### [GIVEN INSTRUCTION]
Please reproduce all of the records below line for line, without any changes, and leave out the pictures.

### [RECORDS FOR PROCESSING]

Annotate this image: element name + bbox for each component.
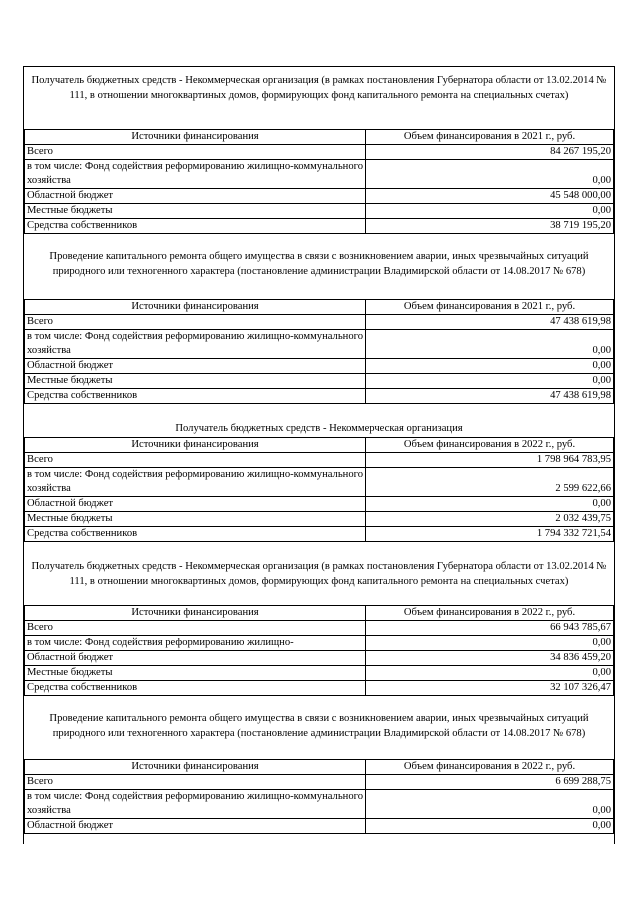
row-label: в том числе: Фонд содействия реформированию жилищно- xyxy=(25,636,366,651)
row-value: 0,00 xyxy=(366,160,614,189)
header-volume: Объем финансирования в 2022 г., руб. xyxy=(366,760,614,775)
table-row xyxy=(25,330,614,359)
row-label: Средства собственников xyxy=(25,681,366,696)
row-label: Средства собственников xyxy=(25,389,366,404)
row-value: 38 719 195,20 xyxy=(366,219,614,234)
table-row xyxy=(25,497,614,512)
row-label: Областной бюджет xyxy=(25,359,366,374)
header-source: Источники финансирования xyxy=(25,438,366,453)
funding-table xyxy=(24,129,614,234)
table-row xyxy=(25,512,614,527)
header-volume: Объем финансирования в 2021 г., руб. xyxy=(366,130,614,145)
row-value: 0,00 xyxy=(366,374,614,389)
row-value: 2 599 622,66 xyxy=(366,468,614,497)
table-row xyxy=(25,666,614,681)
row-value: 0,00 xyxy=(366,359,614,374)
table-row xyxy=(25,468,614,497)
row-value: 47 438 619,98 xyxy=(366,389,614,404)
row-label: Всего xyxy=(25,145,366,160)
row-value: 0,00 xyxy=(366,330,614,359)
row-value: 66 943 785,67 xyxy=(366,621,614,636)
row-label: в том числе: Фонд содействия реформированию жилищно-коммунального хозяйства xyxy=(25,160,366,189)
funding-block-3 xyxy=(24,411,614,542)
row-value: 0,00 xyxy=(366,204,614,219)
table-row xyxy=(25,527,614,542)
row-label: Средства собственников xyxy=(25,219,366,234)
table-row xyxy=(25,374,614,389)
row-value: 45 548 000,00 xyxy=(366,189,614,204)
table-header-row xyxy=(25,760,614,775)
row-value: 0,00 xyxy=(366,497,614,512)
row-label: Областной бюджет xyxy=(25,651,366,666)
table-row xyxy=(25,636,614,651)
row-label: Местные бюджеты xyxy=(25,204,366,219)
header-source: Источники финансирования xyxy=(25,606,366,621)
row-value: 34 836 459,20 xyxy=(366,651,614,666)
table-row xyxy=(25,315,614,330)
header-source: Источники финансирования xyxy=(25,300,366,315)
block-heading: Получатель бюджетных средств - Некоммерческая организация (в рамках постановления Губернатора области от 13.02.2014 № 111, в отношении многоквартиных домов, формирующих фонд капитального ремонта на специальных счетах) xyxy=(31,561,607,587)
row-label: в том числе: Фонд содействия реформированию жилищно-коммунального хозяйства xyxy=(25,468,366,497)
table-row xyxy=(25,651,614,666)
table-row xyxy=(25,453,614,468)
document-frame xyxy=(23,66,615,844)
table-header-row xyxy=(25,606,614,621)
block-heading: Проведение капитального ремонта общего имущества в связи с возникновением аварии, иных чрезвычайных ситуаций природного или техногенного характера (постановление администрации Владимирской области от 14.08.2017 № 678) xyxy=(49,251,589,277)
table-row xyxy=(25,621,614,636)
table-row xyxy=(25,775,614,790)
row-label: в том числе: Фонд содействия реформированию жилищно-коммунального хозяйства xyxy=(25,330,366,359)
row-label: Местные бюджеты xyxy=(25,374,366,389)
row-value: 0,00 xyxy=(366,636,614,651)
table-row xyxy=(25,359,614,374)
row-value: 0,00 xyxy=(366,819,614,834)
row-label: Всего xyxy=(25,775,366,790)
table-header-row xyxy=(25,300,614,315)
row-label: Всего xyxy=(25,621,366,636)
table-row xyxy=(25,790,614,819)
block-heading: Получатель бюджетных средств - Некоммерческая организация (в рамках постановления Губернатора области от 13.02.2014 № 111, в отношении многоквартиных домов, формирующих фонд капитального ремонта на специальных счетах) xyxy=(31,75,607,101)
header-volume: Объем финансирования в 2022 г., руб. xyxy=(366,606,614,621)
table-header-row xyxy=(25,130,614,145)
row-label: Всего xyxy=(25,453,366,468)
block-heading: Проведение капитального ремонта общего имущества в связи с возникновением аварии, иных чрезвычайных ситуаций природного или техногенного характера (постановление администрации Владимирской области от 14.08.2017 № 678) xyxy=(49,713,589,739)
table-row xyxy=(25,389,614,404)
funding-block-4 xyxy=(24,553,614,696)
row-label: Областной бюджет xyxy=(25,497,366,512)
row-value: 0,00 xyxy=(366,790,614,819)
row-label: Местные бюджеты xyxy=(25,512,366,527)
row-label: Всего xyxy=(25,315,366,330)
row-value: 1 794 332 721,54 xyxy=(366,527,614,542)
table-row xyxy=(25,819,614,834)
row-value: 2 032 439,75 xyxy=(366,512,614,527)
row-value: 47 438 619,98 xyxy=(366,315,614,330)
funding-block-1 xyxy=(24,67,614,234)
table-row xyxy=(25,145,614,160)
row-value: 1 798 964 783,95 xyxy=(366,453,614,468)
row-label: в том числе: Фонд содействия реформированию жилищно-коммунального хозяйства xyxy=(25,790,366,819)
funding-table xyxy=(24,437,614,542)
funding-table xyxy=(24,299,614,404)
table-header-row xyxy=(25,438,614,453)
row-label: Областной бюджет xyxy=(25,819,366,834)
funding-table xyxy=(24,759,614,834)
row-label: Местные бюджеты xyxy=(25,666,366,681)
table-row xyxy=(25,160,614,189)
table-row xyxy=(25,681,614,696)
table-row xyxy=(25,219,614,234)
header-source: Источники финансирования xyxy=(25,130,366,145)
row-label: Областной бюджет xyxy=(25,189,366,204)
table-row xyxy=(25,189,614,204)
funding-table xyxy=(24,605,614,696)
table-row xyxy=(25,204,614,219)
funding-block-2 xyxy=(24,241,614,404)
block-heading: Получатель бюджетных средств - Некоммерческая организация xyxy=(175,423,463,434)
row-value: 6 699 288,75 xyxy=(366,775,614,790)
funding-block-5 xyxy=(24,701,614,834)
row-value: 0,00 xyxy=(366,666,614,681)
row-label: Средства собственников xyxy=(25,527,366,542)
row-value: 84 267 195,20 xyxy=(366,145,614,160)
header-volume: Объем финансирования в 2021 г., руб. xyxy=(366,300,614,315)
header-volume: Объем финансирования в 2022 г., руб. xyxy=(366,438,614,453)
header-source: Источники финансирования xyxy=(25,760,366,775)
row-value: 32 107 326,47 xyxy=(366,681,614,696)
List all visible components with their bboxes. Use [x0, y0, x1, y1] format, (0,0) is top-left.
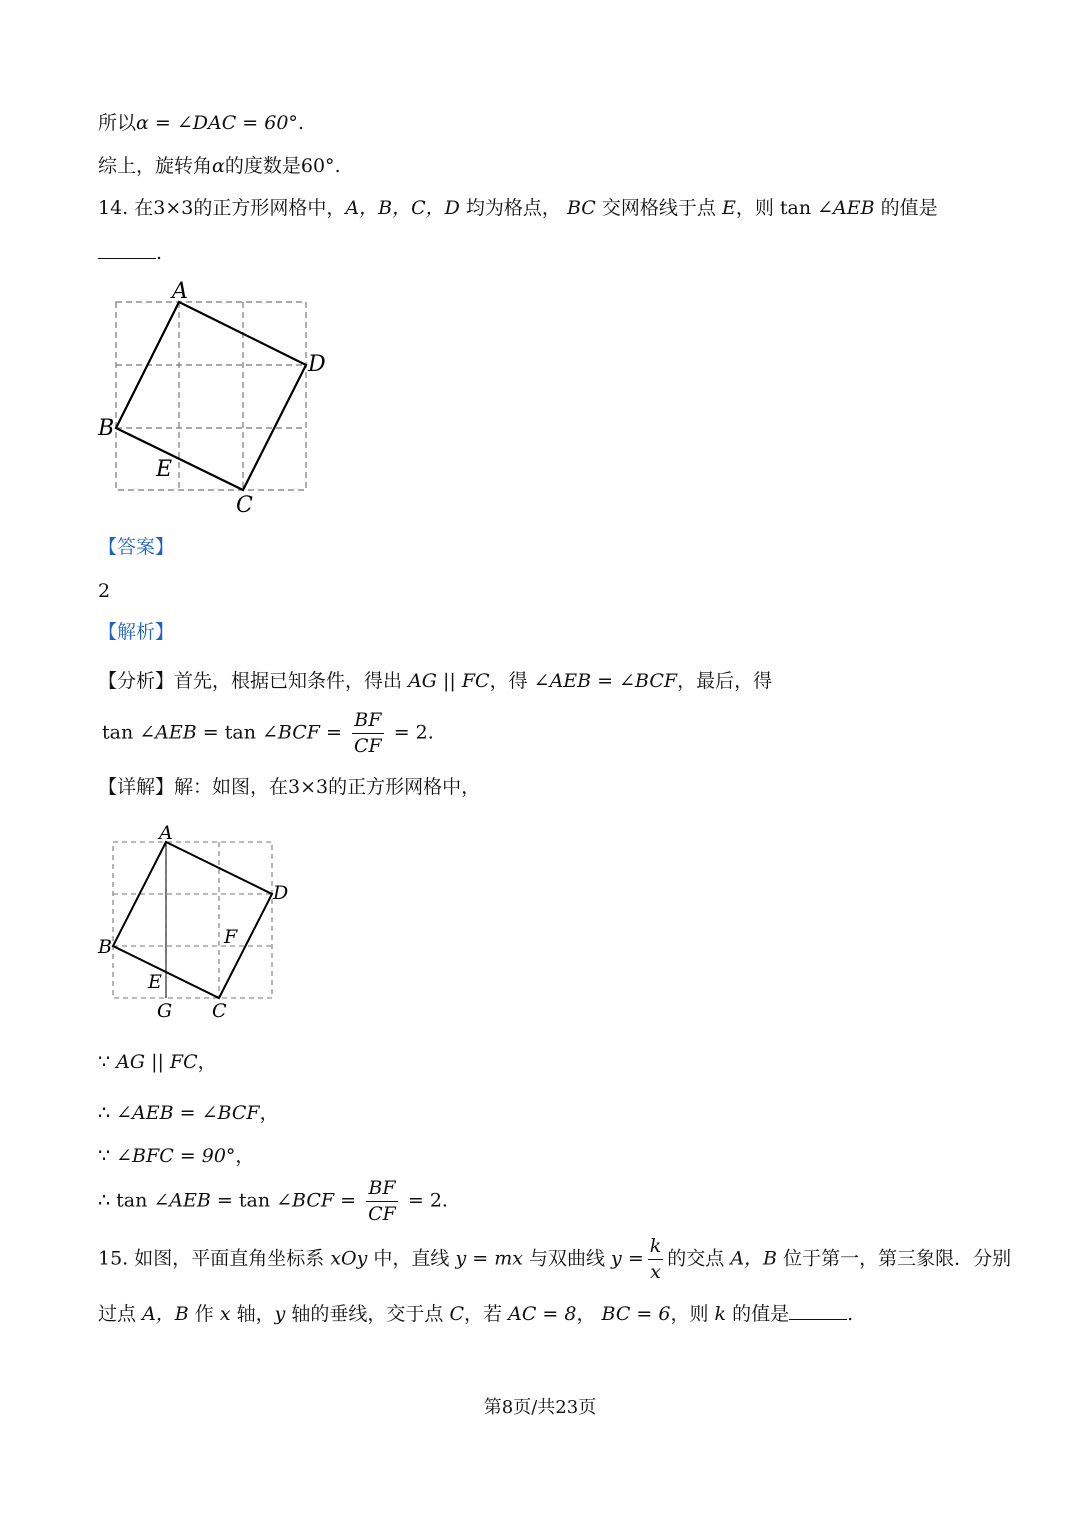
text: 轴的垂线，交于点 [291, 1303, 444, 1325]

### [EXPECTED ANSWER]
Annotate this image: element name + bbox for each component.
row-label: в том числе: Фонд содействия реформированию жилищно- xyxy=(25,636,366,651)
row-value: 0,00 xyxy=(366,160,614,189)
header-volume: Объем финансирования в 2022 г., руб. xyxy=(366,760,614,775)
table-row xyxy=(25,330,614,359)
row-label: Средства собственников xyxy=(25,681,366,696)
row-label: Средства собственников xyxy=(25,389,366,404)
row-value: 38 719 195,20 xyxy=(366,219,614,234)
table-row xyxy=(25,497,614,512)
row-label: Областной бюджет xyxy=(25,359,366,374)
header-source: Источники финансирования xyxy=(25,438,366,453)
funding-table xyxy=(24,129,614,234)
table-row xyxy=(25,512,614,527)
header-volume: Объем финансирования в 2021 г., руб. xyxy=(366,130,614,145)
row-value: 0,00 xyxy=(366,374,614,389)
row-value: 2 599 622,66 xyxy=(366,468,614,497)
table-row xyxy=(25,666,614,681)
row-value: 0,00 xyxy=(366,359,614,374)
table-row xyxy=(25,468,614,497)
row-value: 47 438 619,98 xyxy=(366,389,614,404)
row-label: Всего xyxy=(25,145,366,160)
row-value: 0,00 xyxy=(366,330,614,359)
row-value: 66 943 785,67 xyxy=(366,621,614,636)
row-label: в том числе: Фонд содействия реформированию жилищно-коммунального хозяйства xyxy=(25,160,366,189)
funding-block-3 xyxy=(24,411,614,542)
row-value: 0,00 xyxy=(366,204,614,219)
table-row xyxy=(25,527,614,542)
row-label: Средства собственников xyxy=(25,219,366,234)
table-row xyxy=(25,374,614,389)
row-value: 45 548 000,00 xyxy=(366,189,614,204)
table-header-row xyxy=(25,760,614,775)
row-value: 0,00 xyxy=(366,497,614,512)
row-label: Областной бюджет xyxy=(25,651,366,666)
table-row xyxy=(25,636,614,651)
row-label: Местные бюджеты xyxy=(25,204,366,219)
header-source: Источники финансирования xyxy=(25,606,366,621)
row-value: 34 836 459,20 xyxy=(366,651,614,666)
table-row xyxy=(25,315,614,330)
header-source: Источники финансирования xyxy=(25,300,366,315)
block-heading: Получатель бюджетных средств - Некоммерческая организация (в рамках постановления Губернатора области от 13.02.2014 № 111, в отношении многоквартиных домов, формирующих фонд капитального ремонта на специальных счетах) xyxy=(31,561,607,587)
row-label: в том числе: Фонд содействия реформированию жилищно-коммунального хозяйства xyxy=(25,468,366,497)
table-row xyxy=(25,651,614,666)
table-row xyxy=(25,453,614,468)
document-frame xyxy=(23,66,615,844)
table-header-row xyxy=(25,606,614,621)
block-heading: Проведение капитального ремонта общего имущества в связи с возникновением аварии, иных чрезвычайных ситуаций природного или техногенного характера (постановление администрации Владимирской области от 14.08.2017 № 678) xyxy=(49,251,589,277)
table-row xyxy=(25,621,614,636)
table-row xyxy=(25,775,614,790)
row-label: в том числе: Фонд содействия реформированию жилищно-коммунального хозяйства xyxy=(25,330,366,359)
row-label: Местные бюджеты xyxy=(25,374,366,389)
row-value: 0,00 xyxy=(366,636,614,651)
table-row xyxy=(25,359,614,374)
row-value: 0,00 xyxy=(366,819,614,834)
row-label: Всего xyxy=(25,775,366,790)
table-header-row xyxy=(25,300,614,315)
row-label: Всего xyxy=(25,621,366,636)
table-row xyxy=(25,790,614,819)
block-heading: Получатель бюджетных средств - Некоммерческая организация (в рамках постановления Губернатора области от 13.02.2014 № 111, в отношении многоквартиных домов, формирующих фонд капитального ремонта на специальных счетах) xyxy=(31,75,607,101)
header-volume: Объем финансирования в 2022 г., руб. xyxy=(366,606,614,621)
table-header-row xyxy=(25,130,614,145)
row-label: Всего xyxy=(25,453,366,468)
block-heading: Проведение капитального ремонта общего имущества в связи с возникновением аварии, иных чрезвычайных ситуаций природного или техногенного характера (постановление администрации Владимирской области от 14.08.2017 № 678) xyxy=(49,713,589,739)
table-row xyxy=(25,389,614,404)
funding-block-4 xyxy=(24,553,614,696)
row-label: Областной бюджет xyxy=(25,497,366,512)
row-value: 0,00 xyxy=(366,790,614,819)
row-label: Местные бюджеты xyxy=(25,512,366,527)
row-label: Всего xyxy=(25,315,366,330)
row-value: 1 794 332 721,54 xyxy=(366,527,614,542)
table-row xyxy=(25,819,614,834)
row-value: 2 032 439,75 xyxy=(366,512,614,527)
row-value: 47 438 619,98 xyxy=(366,315,614,330)
funding-block-1 xyxy=(24,67,614,234)
table-row xyxy=(25,145,614,160)
row-value: 1 798 964 783,95 xyxy=(366,453,614,468)
row-label: в том числе: Фонд содействия реформированию жилищно-коммунального хозяйства xyxy=(25,790,366,819)
funding-table xyxy=(24,437,614,542)
funding-table xyxy=(24,299,614,404)
table-header-row xyxy=(25,438,614,453)
row-label: Областной бюджет xyxy=(25,819,366,834)
funding-table xyxy=(24,759,614,834)
row-label: Местные бюджеты xyxy=(25,666,366,681)
table-row xyxy=(25,160,614,189)
table-row xyxy=(25,681,614,696)
table-row xyxy=(25,219,614,234)
header-source: Источники финансирования xyxy=(25,130,366,145)
row-label: Областной бюджет xyxy=(25,189,366,204)
table-row xyxy=(25,189,614,204)
funding-table xyxy=(24,605,614,696)
table-row xyxy=(25,204,614,219)
funding-block-2 xyxy=(24,241,614,404)
block-heading: Получатель бюджетных средств - Некоммерческая организация xyxy=(175,423,463,434)
row-value: 6 699 288,75 xyxy=(366,775,614,790)
funding-block-5 xyxy=(24,701,614,834)
row-value: 0,00 xyxy=(366,666,614,681)
row-label: Средства собственников xyxy=(25,527,366,542)
row-value: 84 267 195,20 xyxy=(366,145,614,160)
header-volume: Объем финансирования в 2021 г., руб. xyxy=(366,300,614,315)
header-volume: Объем финансирования в 2022 г., руб. xyxy=(366,438,614,453)
header-source: Источники финансирования xyxy=(25,760,366,775)
row-value: 32 107 326,47 xyxy=(366,681,614,696)
List all visible components with their bboxes. Use [x0, y0, x1, y1] format, (0,0) is top-left.
text: 轴的垂线，交于点 [291, 1303, 444, 1325]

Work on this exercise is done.